SET EXERCISE
In the data below, find every line that has the string "nбөлімінің", and copy it.

AVAILABLE DATA
↓↓↓
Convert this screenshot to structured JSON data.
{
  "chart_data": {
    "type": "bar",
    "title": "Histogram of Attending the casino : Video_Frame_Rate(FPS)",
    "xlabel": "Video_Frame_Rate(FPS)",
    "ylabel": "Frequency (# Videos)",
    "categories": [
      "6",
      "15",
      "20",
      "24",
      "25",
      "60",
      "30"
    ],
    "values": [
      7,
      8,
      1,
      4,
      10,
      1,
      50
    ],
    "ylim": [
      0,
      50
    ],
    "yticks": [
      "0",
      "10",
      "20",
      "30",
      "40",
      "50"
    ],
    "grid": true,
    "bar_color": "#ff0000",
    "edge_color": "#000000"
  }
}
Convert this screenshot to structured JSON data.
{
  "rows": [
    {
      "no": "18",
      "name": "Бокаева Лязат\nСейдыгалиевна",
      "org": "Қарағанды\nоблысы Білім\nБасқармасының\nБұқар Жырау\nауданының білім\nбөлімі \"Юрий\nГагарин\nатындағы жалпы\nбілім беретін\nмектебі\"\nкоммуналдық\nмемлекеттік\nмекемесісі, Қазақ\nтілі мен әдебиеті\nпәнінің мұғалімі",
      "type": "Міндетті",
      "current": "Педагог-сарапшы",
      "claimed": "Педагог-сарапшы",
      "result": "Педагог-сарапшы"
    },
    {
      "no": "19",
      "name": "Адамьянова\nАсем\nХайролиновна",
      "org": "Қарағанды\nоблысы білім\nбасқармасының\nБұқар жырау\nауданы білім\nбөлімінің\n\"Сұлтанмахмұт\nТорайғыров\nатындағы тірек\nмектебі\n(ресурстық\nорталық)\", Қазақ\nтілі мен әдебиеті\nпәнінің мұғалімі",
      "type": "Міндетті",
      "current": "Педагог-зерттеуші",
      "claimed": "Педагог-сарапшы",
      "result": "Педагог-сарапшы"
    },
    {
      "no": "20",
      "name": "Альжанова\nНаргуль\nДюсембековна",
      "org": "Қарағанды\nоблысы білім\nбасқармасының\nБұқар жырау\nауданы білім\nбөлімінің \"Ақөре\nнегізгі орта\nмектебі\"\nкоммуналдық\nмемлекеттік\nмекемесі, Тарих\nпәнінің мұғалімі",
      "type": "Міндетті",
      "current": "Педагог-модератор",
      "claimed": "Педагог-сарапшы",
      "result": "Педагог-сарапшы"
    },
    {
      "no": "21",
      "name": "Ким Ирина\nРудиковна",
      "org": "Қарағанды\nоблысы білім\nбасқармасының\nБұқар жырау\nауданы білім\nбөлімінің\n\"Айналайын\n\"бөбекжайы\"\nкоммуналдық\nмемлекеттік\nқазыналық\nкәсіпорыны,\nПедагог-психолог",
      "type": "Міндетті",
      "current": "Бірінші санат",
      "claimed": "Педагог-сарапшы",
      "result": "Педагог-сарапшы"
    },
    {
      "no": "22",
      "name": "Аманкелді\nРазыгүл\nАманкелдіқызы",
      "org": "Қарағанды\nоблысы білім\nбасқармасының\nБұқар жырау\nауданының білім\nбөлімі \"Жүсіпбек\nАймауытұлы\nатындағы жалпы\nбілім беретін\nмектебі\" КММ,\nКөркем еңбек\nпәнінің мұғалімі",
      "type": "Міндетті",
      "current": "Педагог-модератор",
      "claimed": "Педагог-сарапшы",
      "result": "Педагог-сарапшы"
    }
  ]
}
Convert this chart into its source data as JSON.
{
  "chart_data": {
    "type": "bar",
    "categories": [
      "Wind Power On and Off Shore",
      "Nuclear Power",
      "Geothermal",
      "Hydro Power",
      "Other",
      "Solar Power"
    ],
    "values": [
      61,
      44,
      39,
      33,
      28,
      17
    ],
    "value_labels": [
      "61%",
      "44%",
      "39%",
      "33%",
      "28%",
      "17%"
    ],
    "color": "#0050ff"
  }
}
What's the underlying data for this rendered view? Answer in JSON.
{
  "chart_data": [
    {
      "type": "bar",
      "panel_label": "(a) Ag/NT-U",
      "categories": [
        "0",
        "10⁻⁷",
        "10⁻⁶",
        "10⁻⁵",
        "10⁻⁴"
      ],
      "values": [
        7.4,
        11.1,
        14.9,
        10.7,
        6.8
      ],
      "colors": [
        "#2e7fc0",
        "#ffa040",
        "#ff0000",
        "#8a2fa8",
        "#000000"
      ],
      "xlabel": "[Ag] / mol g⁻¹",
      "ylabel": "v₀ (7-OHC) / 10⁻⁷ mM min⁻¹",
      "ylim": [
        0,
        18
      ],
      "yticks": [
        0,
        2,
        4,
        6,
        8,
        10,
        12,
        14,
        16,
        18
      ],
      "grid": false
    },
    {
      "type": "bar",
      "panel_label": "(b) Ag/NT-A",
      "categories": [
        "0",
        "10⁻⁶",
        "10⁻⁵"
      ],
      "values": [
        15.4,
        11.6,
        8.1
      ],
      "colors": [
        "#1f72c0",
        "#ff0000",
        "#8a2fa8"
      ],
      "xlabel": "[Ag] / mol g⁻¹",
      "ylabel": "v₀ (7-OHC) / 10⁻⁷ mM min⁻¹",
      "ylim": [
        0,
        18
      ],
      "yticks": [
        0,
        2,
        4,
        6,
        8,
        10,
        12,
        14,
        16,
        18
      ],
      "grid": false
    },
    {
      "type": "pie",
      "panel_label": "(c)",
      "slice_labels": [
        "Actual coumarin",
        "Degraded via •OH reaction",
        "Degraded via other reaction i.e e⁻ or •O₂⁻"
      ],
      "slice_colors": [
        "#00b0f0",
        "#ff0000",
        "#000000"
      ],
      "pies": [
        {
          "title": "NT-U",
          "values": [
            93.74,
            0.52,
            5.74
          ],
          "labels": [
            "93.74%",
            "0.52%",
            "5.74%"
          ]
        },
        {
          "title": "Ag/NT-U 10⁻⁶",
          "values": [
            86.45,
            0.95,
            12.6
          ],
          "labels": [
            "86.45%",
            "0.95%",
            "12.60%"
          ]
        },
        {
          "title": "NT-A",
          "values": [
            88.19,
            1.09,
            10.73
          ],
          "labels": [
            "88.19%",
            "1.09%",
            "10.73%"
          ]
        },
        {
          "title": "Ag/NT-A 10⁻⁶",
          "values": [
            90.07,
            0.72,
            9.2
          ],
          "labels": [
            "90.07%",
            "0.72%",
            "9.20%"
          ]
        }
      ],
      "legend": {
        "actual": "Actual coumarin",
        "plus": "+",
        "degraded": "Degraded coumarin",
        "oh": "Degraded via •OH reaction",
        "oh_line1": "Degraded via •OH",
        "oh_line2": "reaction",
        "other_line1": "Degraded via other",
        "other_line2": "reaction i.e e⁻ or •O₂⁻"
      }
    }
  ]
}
↑↑↑
TASK OUTPUT
      "org": "Қарағанды\nоблысы білім\nбасқармасының\nБұқар жырау\nауданы білім\nбөлімінің\n\"Сұлтанмахмұт\nТорайғыров\nатындағы тірек\nмектебі\n(ресурстық\nорталық)\", Қазақ\nтілі мен әдебиеті\nпәнінің мұғалімі",
      "org": "Қарағанды\nоблысы білім\nбасқармасының\nБұқар жырау\nауданы білім\nбөлімінің \"Ақөре\nнегізгі орта\nмектебі\"\nкоммуналдық\nмемлекеттік\nмекемесі, Тарих\nпәнінің мұғалімі",
      "org": "Қарағанды\nоблысы білім\nбасқармасының\nБұқар жырау\nауданы білім\nбөлімінің\n\"Айналайын\n\"бөбекжайы\"\nкоммуналдық\nмемлекеттік\nқазыналық\nкәсіпорыны,\nПедагог-психолог",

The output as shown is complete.